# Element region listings
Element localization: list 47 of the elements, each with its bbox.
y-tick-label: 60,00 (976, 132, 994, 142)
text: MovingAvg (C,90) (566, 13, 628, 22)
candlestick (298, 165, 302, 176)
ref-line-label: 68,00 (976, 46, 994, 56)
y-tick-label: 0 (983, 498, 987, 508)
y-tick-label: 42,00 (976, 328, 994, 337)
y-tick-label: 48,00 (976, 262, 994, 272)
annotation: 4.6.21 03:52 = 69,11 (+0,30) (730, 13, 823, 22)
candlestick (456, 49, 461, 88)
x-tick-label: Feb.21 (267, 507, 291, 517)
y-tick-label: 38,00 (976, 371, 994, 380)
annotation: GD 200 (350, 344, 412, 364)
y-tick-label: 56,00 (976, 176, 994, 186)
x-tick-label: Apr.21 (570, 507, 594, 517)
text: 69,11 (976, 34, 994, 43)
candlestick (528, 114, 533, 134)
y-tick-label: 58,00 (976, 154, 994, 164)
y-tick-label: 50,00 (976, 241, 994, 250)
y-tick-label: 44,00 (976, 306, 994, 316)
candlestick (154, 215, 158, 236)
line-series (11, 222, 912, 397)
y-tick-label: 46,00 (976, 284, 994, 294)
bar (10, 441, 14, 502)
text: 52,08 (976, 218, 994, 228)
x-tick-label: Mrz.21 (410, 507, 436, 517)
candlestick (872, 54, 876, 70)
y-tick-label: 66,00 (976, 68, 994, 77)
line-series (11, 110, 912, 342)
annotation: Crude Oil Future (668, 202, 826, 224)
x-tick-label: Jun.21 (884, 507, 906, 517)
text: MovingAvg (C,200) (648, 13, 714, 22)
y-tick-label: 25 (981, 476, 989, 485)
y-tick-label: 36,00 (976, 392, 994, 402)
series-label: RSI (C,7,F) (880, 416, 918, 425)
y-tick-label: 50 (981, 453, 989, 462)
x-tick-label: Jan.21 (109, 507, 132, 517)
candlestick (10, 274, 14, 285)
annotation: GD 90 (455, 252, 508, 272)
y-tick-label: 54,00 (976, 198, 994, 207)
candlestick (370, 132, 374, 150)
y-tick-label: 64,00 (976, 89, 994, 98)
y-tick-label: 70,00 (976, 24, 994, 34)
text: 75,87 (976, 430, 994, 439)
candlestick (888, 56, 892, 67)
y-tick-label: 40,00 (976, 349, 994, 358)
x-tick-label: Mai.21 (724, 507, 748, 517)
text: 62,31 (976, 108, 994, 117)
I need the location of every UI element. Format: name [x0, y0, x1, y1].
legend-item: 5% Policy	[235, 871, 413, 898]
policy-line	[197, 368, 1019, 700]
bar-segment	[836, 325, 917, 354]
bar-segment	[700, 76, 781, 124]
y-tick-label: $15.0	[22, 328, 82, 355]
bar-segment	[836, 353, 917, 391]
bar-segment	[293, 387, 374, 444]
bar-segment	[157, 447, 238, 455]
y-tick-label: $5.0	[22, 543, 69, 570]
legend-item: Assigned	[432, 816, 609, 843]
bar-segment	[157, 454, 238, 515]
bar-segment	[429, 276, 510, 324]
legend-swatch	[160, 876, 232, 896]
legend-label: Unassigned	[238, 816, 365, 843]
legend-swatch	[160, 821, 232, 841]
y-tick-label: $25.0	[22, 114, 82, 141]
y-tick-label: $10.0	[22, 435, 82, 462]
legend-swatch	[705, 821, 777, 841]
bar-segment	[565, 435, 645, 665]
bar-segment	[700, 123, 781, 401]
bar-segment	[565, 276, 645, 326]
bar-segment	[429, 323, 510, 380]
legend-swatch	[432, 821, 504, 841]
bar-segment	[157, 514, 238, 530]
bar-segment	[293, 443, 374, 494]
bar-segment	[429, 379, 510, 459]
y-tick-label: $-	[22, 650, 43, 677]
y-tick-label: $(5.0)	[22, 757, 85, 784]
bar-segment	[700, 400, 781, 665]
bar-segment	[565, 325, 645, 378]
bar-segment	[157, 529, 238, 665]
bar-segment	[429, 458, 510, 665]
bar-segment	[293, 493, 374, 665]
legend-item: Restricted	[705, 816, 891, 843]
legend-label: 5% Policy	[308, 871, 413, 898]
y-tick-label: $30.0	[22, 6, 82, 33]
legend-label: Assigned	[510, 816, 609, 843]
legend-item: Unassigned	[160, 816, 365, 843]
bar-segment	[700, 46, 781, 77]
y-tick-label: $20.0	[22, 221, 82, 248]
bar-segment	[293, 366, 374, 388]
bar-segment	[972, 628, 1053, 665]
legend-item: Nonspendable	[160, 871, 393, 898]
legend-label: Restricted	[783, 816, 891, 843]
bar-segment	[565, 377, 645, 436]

# Exercise directions
Copy out every line above without changing anything.

# Result for this task
Element localization: list 47 of the elements, each with its bbox.
y-tick-label: 60,00 (976, 132, 994, 142)
text: MovingAvg (C,90) (566, 13, 628, 22)
candlestick (298, 165, 302, 176)
ref-line-label: 68,00 (976, 46, 994, 56)
y-tick-label: 0 (983, 498, 987, 508)
y-tick-label: 42,00 (976, 328, 994, 337)
y-tick-label: 48,00 (976, 262, 994, 272)
annotation: 4.6.21 03:52 = 69,11 (+0,30) (730, 13, 823, 22)
candlestick (456, 49, 461, 88)
x-tick-label: Feb.21 (267, 507, 291, 517)
y-tick-label: 38,00 (976, 371, 994, 380)
annotation: GD 200 (350, 344, 412, 364)
y-tick-label: 56,00 (976, 176, 994, 186)
x-tick-label: Apr.21 (570, 507, 594, 517)
text: 69,11 (976, 34, 994, 43)
candlestick (528, 114, 533, 134)
y-tick-label: 58,00 (976, 154, 994, 164)
y-tick-label: 50,00 (976, 241, 994, 250)
y-tick-label: 44,00 (976, 306, 994, 316)
candlestick (154, 215, 158, 236)
line-series (11, 222, 912, 397)
y-tick-label: 46,00 (976, 284, 994, 294)
bar (10, 441, 14, 502)
text: 52,08 (976, 218, 994, 228)
x-tick-label: Mrz.21 (410, 507, 436, 517)
candlestick (872, 54, 876, 70)
y-tick-label: 66,00 (976, 68, 994, 77)
line-series (11, 110, 912, 342)
annotation: Crude Oil Future (668, 202, 826, 224)
x-tick-label: Jun.21 (884, 507, 906, 517)
text: MovingAvg (C,200) (648, 13, 714, 22)
y-tick-label: 25 (981, 476, 989, 485)
y-tick-label: 36,00 (976, 392, 994, 402)
series-label: RSI (C,7,F) (880, 416, 918, 425)
y-tick-label: 50 (981, 453, 989, 462)
x-tick-label: Jan.21 (109, 507, 132, 517)
candlestick (10, 274, 14, 285)
annotation: GD 90 (455, 252, 508, 272)
y-tick-label: 54,00 (976, 198, 994, 207)
candlestick (370, 132, 374, 150)
y-tick-label: 64,00 (976, 89, 994, 98)
y-tick-label: 70,00 (976, 24, 994, 34)
text: 75,87 (976, 430, 994, 439)
candlestick (888, 56, 892, 67)
y-tick-label: 40,00 (976, 349, 994, 358)
x-tick-label: Mai.21 (724, 507, 748, 517)
text: 62,31 (976, 108, 994, 117)
I need the location of every UI element. Format: name [x0, y0, x1, y1].
legend-item: 5% Policy	[235, 871, 413, 898]
policy-line	[197, 368, 1019, 700]
bar-segment	[836, 325, 917, 354]
bar-segment	[700, 76, 781, 124]
y-tick-label: $15.0	[22, 328, 82, 355]
bar-segment	[836, 353, 917, 391]
bar-segment	[293, 387, 374, 444]
bar-segment	[157, 447, 238, 455]
y-tick-label: $5.0	[22, 543, 69, 570]
legend-item: Assigned	[432, 816, 609, 843]
bar-segment	[157, 454, 238, 515]
bar-segment	[429, 276, 510, 324]
legend-swatch	[160, 876, 232, 896]
legend-label: Unassigned	[238, 816, 365, 843]
legend-swatch	[160, 821, 232, 841]
y-tick-label: $25.0	[22, 114, 82, 141]
y-tick-label: $10.0	[22, 435, 82, 462]
legend-swatch	[705, 821, 777, 841]
bar-segment	[565, 435, 645, 665]
bar-segment	[700, 123, 781, 401]
bar-segment	[565, 276, 645, 326]
bar-segment	[429, 323, 510, 380]
legend-swatch	[432, 821, 504, 841]
bar-segment	[157, 514, 238, 530]
bar-segment	[293, 443, 374, 494]
bar-segment	[429, 379, 510, 459]
y-tick-label: $-	[22, 650, 43, 677]
y-tick-label: $(5.0)	[22, 757, 85, 784]
bar-segment	[700, 400, 781, 665]
bar-segment	[565, 325, 645, 378]
bar-segment	[157, 529, 238, 665]
bar-segment	[429, 458, 510, 665]
bar-segment	[293, 493, 374, 665]
legend-item: Restricted	[705, 816, 891, 843]
legend-label: 5% Policy	[308, 871, 413, 898]
y-tick-label: $30.0	[22, 6, 82, 33]
legend-label: Assigned	[510, 816, 609, 843]
legend-item: Unassigned	[160, 816, 365, 843]
bar-segment	[700, 46, 781, 77]
y-tick-label: $20.0	[22, 221, 82, 248]
bar-segment	[293, 366, 374, 388]
bar-segment	[972, 628, 1053, 665]
legend-item: Nonspendable	[160, 871, 393, 898]
legend-label: Restricted	[783, 816, 891, 843]
bar-segment	[565, 377, 645, 436]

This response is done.